> Document extract:
FCSA Chief Executive, Julia Kermode comments:

The job retention bonus for employers who bring back workers from furlough will be a real incentive for businesses who employ people directly and will offer some much-needed financial support during this difficult time. However, for umbrella employers and agencies who operate a very different employment model, the £1,000 per employee bonus falls significantly short of the total financial cost for an umbrella employer or recruitment agency to continue to furlough their employees until the CJRS scheme ends on 1 October 2020.

For those employers of contractors who are in a financial position to continue to furlough, this announcement will be welcomed and will provide some financial support at least whilst they continue to furlough and to re-engage those contractors as soon as the work opportunities arise.

There will, however, be many umbrella employers or agencies, even with this cash bonus, who simply cannot afford to continue to furlough without putting their business at financial risk. This is once again an example of the government’s failure to take into consideration this vital employment model and, as a consequence, potential putting thousands of contractor jobs at risk in a sector that has already suffered enough in recent months.

Furthermore, there was no mention of any additional financial help for the self-employed or limited company directors who seem to be forgotten. This is surprising given the widespread media coverage of those falling between the cracks of the government support measures already in place.

It is also disappointing that the government has not announced anything to help those employees who have already been made redundant as a consequence of the coronavirus pandemic. We are aware of many contractors outside of the 16 – 24 age group who are now without work and struggling to get back into employment. These people must not be overlooked; the government must look at ways to incentivise to businesses to re-engage our highly skilled and experienced contractor workforce.

> Dataset entries:
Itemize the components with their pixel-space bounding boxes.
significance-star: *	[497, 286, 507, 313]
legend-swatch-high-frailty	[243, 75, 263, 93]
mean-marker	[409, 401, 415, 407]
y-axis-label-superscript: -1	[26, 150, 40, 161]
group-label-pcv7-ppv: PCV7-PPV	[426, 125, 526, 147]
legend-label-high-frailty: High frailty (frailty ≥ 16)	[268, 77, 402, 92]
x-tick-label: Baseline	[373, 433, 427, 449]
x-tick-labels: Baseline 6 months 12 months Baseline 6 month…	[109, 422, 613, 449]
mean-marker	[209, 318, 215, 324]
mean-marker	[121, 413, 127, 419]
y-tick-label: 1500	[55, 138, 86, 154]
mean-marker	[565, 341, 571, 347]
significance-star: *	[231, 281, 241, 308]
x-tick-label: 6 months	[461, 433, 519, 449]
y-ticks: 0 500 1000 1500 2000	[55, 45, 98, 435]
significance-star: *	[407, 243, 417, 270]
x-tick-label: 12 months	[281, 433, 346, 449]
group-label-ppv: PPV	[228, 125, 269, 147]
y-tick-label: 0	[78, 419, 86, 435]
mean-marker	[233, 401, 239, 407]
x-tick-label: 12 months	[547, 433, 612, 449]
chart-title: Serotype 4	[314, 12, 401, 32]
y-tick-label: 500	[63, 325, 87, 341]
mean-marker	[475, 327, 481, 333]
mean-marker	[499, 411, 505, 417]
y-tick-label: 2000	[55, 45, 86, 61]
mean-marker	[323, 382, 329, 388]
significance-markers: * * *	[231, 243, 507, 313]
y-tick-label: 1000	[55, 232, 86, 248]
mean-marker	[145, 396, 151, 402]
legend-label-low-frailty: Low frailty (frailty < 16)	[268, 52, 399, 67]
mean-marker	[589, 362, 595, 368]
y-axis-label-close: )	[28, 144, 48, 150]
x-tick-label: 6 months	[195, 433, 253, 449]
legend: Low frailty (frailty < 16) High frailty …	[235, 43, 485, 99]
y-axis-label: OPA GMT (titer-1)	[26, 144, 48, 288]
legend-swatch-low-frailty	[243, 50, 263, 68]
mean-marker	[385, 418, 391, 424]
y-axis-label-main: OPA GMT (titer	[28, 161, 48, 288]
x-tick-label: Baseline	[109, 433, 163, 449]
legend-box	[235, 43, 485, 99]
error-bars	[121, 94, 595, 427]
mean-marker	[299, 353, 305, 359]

> What the exercise asks:
Please answer these questions about the FCSA statement on the job retention bonus:
(a) How much is the bonus per employee?
(b) Which two groups does the statement say seem to be forgotten?
(c) Which age group does the statement mention in connection with contractors now without work?
The records have no connection to the FCSA statement.

> Result for this exercise:
(a) £1,000
(b) The self-employed and limited company directors
(c) 16 – 24